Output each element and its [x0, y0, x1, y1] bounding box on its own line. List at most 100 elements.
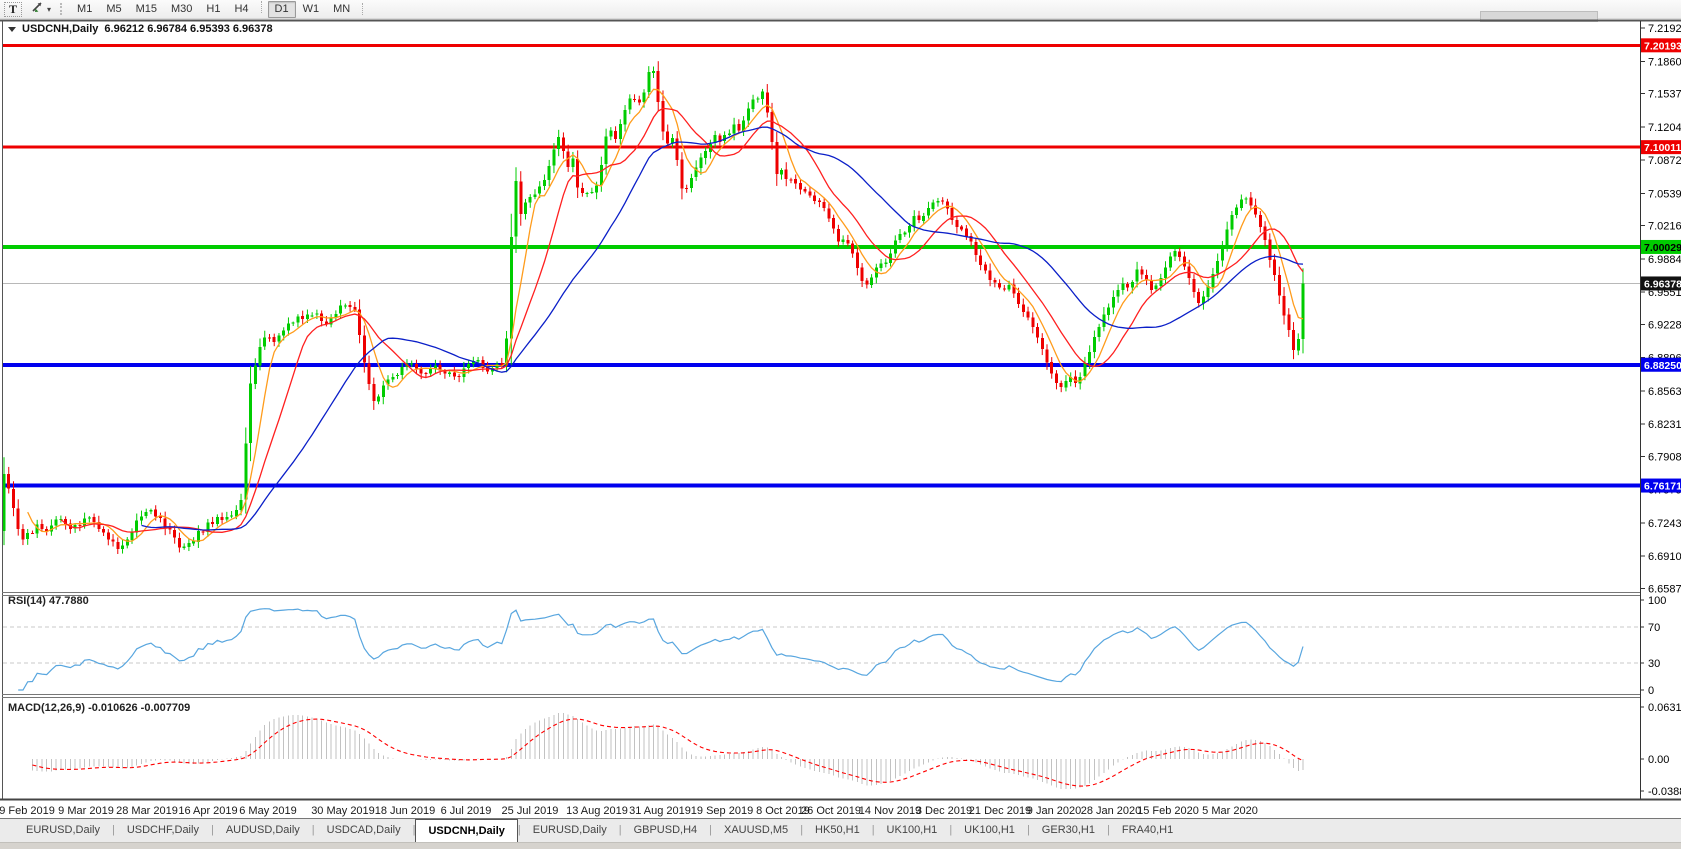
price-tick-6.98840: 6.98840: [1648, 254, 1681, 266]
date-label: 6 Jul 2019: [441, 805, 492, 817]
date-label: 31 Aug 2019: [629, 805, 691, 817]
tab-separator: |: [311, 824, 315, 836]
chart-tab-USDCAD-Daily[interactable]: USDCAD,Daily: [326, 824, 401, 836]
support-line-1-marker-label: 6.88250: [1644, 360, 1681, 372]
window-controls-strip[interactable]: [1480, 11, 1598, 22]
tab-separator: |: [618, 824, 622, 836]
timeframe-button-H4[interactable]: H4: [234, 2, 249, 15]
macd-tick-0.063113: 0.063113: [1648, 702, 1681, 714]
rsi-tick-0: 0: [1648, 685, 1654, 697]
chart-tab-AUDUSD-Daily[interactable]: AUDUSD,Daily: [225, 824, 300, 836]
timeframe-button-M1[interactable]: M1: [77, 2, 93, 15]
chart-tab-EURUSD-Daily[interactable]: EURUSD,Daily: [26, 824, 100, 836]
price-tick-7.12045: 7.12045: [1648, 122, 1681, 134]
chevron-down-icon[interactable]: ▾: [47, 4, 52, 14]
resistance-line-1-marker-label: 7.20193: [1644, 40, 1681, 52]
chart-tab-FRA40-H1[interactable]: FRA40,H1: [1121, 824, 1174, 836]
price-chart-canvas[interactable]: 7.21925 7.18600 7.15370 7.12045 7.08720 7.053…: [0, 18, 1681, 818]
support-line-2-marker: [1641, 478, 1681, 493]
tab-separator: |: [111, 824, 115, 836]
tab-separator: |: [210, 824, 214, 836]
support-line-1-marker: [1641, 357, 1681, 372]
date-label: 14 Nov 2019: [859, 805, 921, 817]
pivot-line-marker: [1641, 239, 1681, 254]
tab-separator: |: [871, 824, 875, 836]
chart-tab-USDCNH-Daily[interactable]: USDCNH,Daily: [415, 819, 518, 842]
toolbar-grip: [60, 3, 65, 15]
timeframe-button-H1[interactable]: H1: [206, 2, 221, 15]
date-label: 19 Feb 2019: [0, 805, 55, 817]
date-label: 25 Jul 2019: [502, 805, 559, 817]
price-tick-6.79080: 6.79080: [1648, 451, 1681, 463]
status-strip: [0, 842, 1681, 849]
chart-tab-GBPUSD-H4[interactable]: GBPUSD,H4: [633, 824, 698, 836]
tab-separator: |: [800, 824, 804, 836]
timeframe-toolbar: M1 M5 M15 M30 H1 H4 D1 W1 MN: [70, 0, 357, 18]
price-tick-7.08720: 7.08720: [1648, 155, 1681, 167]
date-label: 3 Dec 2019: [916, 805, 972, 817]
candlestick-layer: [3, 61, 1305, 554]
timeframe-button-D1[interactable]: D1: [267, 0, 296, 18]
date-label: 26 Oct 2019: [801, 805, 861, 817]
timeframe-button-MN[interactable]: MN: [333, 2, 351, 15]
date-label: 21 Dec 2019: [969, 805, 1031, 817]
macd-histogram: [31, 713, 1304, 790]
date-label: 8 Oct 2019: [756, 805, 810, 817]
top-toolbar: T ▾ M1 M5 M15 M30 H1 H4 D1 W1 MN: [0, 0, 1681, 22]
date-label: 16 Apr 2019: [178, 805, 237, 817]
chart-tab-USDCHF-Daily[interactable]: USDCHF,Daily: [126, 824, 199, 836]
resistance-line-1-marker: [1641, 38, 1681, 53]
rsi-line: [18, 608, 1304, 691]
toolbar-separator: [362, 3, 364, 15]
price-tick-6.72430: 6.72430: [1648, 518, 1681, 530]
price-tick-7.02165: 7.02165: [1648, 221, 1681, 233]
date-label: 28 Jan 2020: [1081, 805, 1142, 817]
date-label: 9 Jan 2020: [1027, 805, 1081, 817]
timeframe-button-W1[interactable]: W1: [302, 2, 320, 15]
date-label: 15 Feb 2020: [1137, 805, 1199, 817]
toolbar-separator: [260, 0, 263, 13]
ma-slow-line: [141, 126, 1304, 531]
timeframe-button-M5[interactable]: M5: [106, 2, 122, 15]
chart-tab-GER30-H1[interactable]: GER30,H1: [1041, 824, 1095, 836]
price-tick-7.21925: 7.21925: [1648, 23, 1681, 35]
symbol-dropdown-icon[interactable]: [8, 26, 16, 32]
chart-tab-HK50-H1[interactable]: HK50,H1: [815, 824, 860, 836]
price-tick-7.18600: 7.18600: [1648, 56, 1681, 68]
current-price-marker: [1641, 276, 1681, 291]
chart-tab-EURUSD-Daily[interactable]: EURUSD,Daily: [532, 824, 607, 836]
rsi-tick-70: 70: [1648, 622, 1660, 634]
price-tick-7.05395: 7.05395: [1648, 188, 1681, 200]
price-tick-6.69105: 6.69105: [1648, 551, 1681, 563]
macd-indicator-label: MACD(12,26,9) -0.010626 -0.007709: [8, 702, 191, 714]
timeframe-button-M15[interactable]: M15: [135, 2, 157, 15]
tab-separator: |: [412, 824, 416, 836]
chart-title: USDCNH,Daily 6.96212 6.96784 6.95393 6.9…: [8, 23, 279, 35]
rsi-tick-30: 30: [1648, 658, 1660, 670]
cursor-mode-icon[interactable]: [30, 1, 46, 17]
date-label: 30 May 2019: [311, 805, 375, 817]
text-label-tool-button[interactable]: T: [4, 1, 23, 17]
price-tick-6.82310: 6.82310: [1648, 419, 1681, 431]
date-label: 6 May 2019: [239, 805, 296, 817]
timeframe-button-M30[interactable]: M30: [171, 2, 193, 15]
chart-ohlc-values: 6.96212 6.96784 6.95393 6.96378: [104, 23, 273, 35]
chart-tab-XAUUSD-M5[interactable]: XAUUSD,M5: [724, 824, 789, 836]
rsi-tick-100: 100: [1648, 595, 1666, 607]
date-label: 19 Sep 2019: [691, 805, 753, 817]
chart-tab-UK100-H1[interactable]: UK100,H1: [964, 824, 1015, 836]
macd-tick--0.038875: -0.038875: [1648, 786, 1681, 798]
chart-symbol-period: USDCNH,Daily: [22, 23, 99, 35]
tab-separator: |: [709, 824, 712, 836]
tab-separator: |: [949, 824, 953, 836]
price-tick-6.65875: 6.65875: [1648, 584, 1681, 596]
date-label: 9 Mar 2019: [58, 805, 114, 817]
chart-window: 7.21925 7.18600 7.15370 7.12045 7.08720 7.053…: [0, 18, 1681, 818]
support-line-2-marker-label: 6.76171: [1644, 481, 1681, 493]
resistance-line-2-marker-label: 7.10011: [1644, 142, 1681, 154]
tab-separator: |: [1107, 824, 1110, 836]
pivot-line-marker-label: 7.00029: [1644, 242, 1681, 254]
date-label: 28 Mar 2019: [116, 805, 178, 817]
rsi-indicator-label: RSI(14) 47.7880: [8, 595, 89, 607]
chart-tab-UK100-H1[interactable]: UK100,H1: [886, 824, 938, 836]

STATED TASK:
Please recast every line of the data above as a numbered list, leaving out blank lines and any pictures.

OUTPUT FOR THIS TASK:
1. Output each element and its [x0, y0, x1, y1] bounding box on its own line. List at most 100 elements.
2. price-tick-6.98840: 6.98840: [1648, 254, 1681, 266]
3. date-label: 6 Jul 2019: [441, 805, 492, 817]
4. date-label: 31 Aug 2019: [629, 805, 691, 817]
5. tab-separator: |: [311, 824, 315, 836]
6. chart-tab-USDCAD-Daily[interactable]: USDCAD,Daily: [326, 824, 401, 836]
7. support-line-1-marker-label: 6.88250: [1644, 360, 1681, 372]
8. window-controls-strip[interactable]: [1480, 11, 1598, 22]
9. tab-separator: |: [618, 824, 622, 836]
10. timeframe-button-H4[interactable]: H4: [234, 2, 249, 15]
11. macd-tick-0.063113: 0.063113: [1648, 702, 1681, 714]
12. rsi-tick-0: 0: [1648, 685, 1654, 697]
13. chart-tab-AUDUSD-Daily[interactable]: AUDUSD,Daily: [225, 824, 300, 836]
14. timeframe-button-M1[interactable]: M1: [77, 2, 93, 15]
15. chart-tab-EURUSD-Daily[interactable]: EURUSD,Daily: [26, 824, 100, 836]
16. price-tick-7.12045: 7.12045: [1648, 122, 1681, 134]
17. chevron-down-icon[interactable]: ▾: [47, 4, 52, 14]
18. resistance-line-1-marker-label: 7.20193: [1644, 40, 1681, 52]
19. chart-tab-FRA40-H1[interactable]: FRA40,H1: [1121, 824, 1174, 836]
20. price-chart-canvas[interactable]: 7.21925 7.18600 7.15370 7.12045 7.08720 7.053…: [0, 18, 1681, 818]
21. support-line-2-marker: [1641, 478, 1681, 493]
22. tab-separator: |: [111, 824, 115, 836]
23. tab-separator: |: [210, 824, 214, 836]
24. support-line-1-marker: [1641, 357, 1681, 372]
25. date-label: 14 Nov 2019: [859, 805, 921, 817]
26. pivot-line-marker: [1641, 239, 1681, 254]
27. tab-separator: |: [871, 824, 875, 836]
28. chart-tab-USDCNH-Daily[interactable]: USDCNH,Daily: [415, 819, 518, 842]
29. toolbar-grip: [60, 3, 65, 15]
30. timeframe-button-H1[interactable]: H1: [206, 2, 221, 15]
31. date-label: 19 Feb 2019: [0, 805, 55, 817]
32. date-label: 25 Jul 2019: [502, 805, 559, 817]
33. price-tick-6.79080: 6.79080: [1648, 451, 1681, 463]
34. status-strip: [0, 842, 1681, 849]
35. chart-tab-GBPUSD-H4[interactable]: GBPUSD,H4: [633, 824, 698, 836]
36. tab-separator: |: [800, 824, 804, 836]
37. timeframe-toolbar: M1 M5 M15 M30 H1 H4 D1 W1 MN: [70, 0, 357, 18]
38. price-tick-7.08720: 7.08720: [1648, 155, 1681, 167]
39. date-label: 3 Dec 2019: [916, 805, 972, 817]
40. candlestick-layer: [3, 61, 1305, 554]
41. timeframe-button-D1[interactable]: D1: [267, 0, 296, 18]
42. date-label: 26 Oct 2019: [801, 805, 861, 817]
43. timeframe-button-MN[interactable]: MN: [333, 2, 351, 15]
44. date-label: 21 Dec 2019: [969, 805, 1031, 817]
45. macd-histogram: [31, 713, 1304, 790]
46. date-label: 8 Oct 2019: [756, 805, 810, 817]
47. top-toolbar: T ▾ M1 M5 M15 M30 H1 H4 D1 W1 MN: [0, 0, 1681, 22]
48. date-label: 16 Apr 2019: [178, 805, 237, 817]
49. chart-tab-USDCHF-Daily[interactable]: USDCHF,Daily: [126, 824, 199, 836]
50. resistance-line-1-marker: [1641, 38, 1681, 53]
51. rsi-line: [18, 608, 1304, 691]
52. toolbar-separator: [362, 3, 364, 15]
53. price-tick-6.72430: 6.72430: [1648, 518, 1681, 530]
54. price-tick-7.02165: 7.02165: [1648, 221, 1681, 233]
55. date-label: 28 Jan 2020: [1081, 805, 1142, 817]
56. date-label: 9 Jan 2020: [1027, 805, 1081, 817]
57. timeframe-button-W1[interactable]: W1: [302, 2, 320, 15]
58. date-label: 15 Feb 2020: [1137, 805, 1199, 817]
59. toolbar-separator: [260, 0, 263, 13]
60. ma-slow-line: [141, 126, 1304, 531]
61. timeframe-button-M5[interactable]: M5: [106, 2, 122, 15]
62. chart-tab-GER30-H1[interactable]: GER30,H1: [1041, 824, 1095, 836]
63. price-tick-7.21925: 7.21925: [1648, 23, 1681, 35]
64. symbol-dropdown-icon[interactable]: [8, 26, 16, 32]
65. chart-tab-HK50-H1[interactable]: HK50,H1: [815, 824, 860, 836]
66. price-tick-7.18600: 7.18600: [1648, 56, 1681, 68]
67. current-price-marker: [1641, 276, 1681, 291]
68. chart-tab-EURUSD-Daily[interactable]: EURUSD,Daily: [532, 824, 607, 836]
69. rsi-tick-70: 70: [1648, 622, 1660, 634]
70. price-tick-7.05395: 7.05395: [1648, 188, 1681, 200]
71. price-tick-6.69105: 6.69105: [1648, 551, 1681, 563]
72. macd-indicator-label: MACD(12,26,9) -0.010626 -0.007709: [8, 702, 191, 714]
73. timeframe-button-M15[interactable]: M15: [135, 2, 157, 15]
74. tab-separator: |: [412, 824, 416, 836]
75. chart-title: USDCNH,Daily 6.96212 6.96784 6.95393 6.9…: [8, 23, 279, 35]
76. rsi-tick-30: 30: [1648, 658, 1660, 670]
77. cursor-mode-icon[interactable]: [30, 1, 46, 17]
78. date-label: 30 May 2019: [311, 805, 375, 817]
79. text-label-tool-button[interactable]: T: [4, 1, 23, 17]
80. price-tick-6.82310: 6.82310: [1648, 419, 1681, 431]
81. date-label: 6 May 2019: [239, 805, 296, 817]
82. timeframe-button-M30[interactable]: M30: [171, 2, 193, 15]
83. chart-ohlc-values: 6.96212 6.96784 6.95393 6.96378: [104, 23, 273, 35]
84. chart-tab-XAUUSD-M5[interactable]: XAUUSD,M5: [724, 824, 789, 836]
85. rsi-tick-100: 100: [1648, 595, 1666, 607]
86. date-label: 19 Sep 2019: [691, 805, 753, 817]
87. chart-tab-UK100-H1[interactable]: UK100,H1: [964, 824, 1015, 836]
88. macd-tick--0.038875: -0.038875: [1648, 786, 1681, 798]
89. chart-symbol-period: USDCNH,Daily: [22, 23, 99, 35]
90. tab-separator: |: [709, 824, 712, 836]
91. tab-separator: |: [949, 824, 953, 836]
92. price-tick-6.65875: 6.65875: [1648, 584, 1681, 596]
93. date-label: 9 Mar 2019: [58, 805, 114, 817]
94. chart-window: 7.21925 7.18600 7.15370 7.12045 7.08720 7.053…: [0, 18, 1681, 818]
95. support-line-2-marker-label: 6.76171: [1644, 481, 1681, 493]
96. resistance-line-2-marker-label: 7.10011: [1644, 142, 1681, 154]
97. tab-separator: |: [1107, 824, 1110, 836]
98. pivot-line-marker-label: 7.00029: [1644, 242, 1681, 254]
99. date-label: 28 Mar 2019: [116, 805, 178, 817]
100. rsi-indicator-label: RSI(14) 47.7880: [8, 595, 89, 607]
101. chart-tab-UK100-H1[interactable]: UK100,H1: [886, 824, 938, 836]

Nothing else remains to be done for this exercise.